* Start Data in this exercise *

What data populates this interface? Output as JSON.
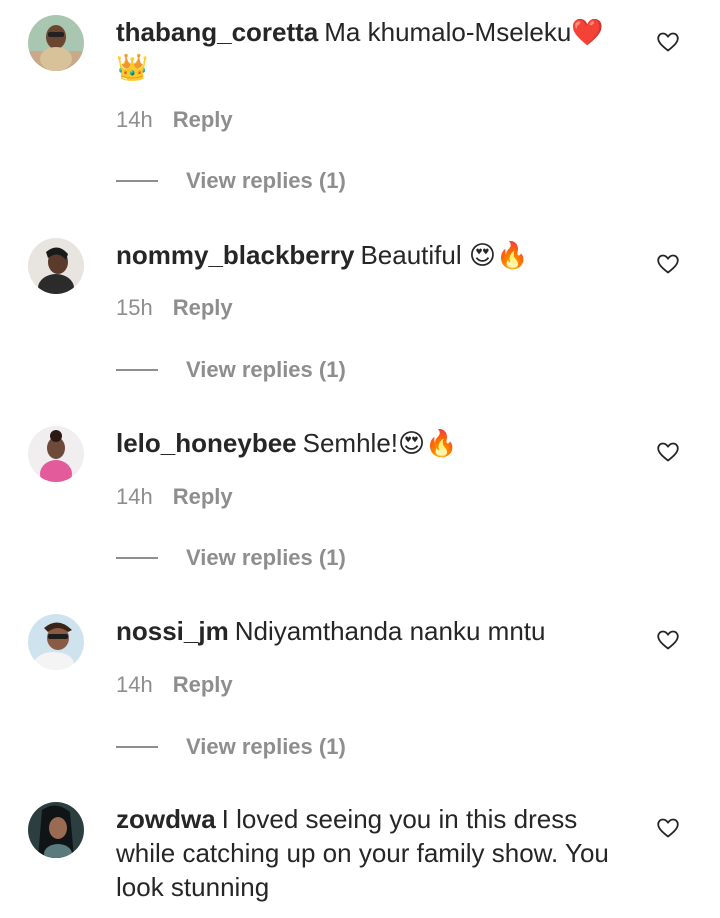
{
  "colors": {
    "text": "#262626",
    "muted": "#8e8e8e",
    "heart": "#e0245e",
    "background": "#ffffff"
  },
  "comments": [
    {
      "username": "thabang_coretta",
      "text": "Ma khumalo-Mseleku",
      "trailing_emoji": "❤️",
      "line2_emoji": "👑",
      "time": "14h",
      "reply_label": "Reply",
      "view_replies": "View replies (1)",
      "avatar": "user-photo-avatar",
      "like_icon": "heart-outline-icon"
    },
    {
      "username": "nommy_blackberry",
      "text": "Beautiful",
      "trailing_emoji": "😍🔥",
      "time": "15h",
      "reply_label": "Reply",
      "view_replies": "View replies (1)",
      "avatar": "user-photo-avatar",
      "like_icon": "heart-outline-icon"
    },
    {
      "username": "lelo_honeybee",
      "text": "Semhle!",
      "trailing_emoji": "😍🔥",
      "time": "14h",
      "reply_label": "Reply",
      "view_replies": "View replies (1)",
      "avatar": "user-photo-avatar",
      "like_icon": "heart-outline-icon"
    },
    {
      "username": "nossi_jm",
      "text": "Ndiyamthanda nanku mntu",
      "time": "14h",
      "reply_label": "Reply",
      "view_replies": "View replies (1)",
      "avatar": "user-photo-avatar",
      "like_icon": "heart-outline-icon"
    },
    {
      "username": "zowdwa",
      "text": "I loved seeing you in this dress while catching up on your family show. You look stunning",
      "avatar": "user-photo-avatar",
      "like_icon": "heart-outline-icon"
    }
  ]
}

* End Data in this exercise *
* Start Data in this exercise *

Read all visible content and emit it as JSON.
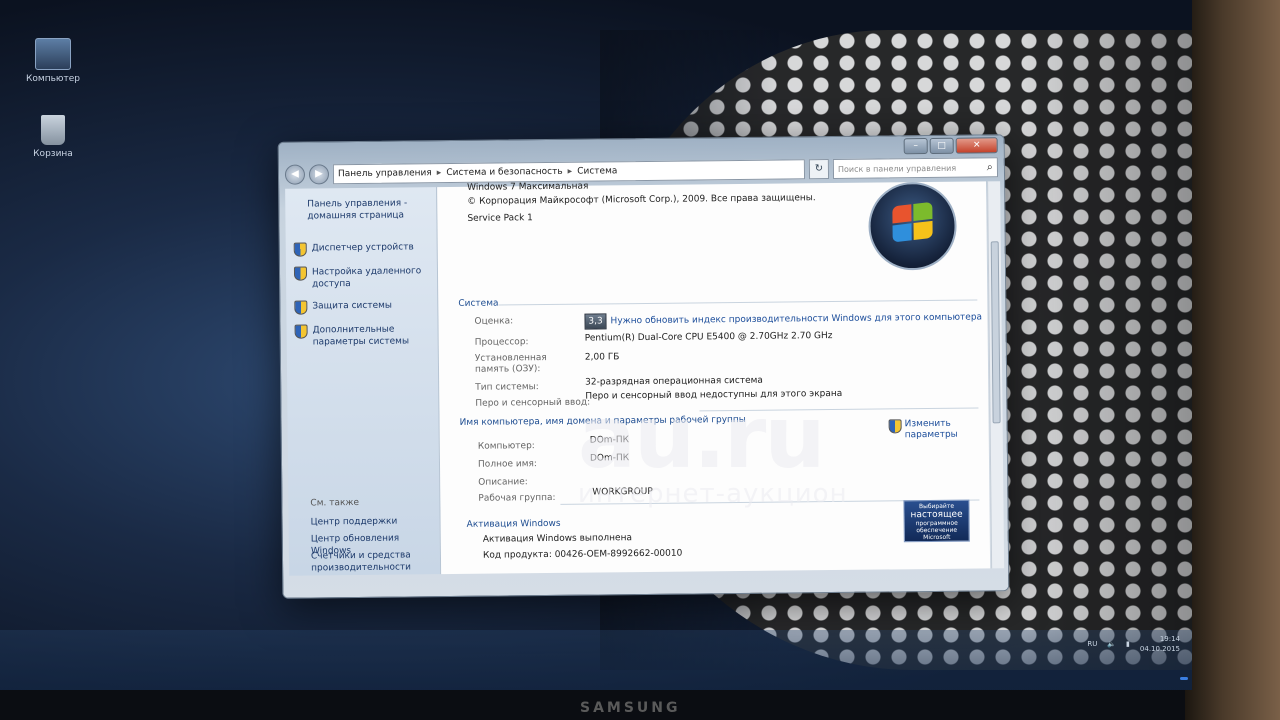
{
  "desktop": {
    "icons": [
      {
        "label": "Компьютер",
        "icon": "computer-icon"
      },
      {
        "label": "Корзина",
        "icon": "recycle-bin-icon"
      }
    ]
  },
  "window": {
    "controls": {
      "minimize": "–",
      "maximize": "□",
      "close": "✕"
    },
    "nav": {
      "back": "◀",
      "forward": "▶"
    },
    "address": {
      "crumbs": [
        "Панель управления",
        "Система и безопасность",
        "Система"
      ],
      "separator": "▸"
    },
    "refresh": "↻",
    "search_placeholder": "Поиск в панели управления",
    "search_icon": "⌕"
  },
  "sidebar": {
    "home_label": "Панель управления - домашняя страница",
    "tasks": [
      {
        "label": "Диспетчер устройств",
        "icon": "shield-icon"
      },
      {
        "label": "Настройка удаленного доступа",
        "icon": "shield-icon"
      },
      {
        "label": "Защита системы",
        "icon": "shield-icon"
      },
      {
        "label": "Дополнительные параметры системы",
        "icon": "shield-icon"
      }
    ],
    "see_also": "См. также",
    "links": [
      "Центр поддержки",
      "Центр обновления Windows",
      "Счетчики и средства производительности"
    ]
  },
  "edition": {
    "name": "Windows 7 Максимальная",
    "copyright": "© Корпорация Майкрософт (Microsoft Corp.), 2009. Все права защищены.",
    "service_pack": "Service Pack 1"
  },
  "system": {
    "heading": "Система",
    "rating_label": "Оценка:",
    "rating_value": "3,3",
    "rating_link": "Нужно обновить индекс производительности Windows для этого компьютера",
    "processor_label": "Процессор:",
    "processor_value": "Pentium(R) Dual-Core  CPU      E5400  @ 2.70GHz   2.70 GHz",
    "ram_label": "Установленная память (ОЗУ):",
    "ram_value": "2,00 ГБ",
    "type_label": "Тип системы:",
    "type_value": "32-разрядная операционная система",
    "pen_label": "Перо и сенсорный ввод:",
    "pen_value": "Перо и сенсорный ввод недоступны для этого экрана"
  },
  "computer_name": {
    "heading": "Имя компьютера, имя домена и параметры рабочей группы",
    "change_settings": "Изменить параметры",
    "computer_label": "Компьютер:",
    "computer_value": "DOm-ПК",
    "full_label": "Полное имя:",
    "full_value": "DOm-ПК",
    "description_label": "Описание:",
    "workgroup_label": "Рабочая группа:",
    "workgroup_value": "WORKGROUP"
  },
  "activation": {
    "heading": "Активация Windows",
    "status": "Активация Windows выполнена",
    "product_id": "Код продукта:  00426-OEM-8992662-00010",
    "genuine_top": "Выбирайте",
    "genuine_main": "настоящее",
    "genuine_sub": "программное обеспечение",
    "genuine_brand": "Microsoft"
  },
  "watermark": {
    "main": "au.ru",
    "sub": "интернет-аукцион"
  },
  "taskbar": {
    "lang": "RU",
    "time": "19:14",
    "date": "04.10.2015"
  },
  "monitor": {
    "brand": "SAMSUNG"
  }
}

* End Data in this exercise *

What is required →
Copy each line of the entries that includes the word "Перо".

Output of the exercise →
    "pen_label": "Перо и сенсорный ввод:",
    "pen_value": "Перо и сенсорный ввод недоступны для этого экрана"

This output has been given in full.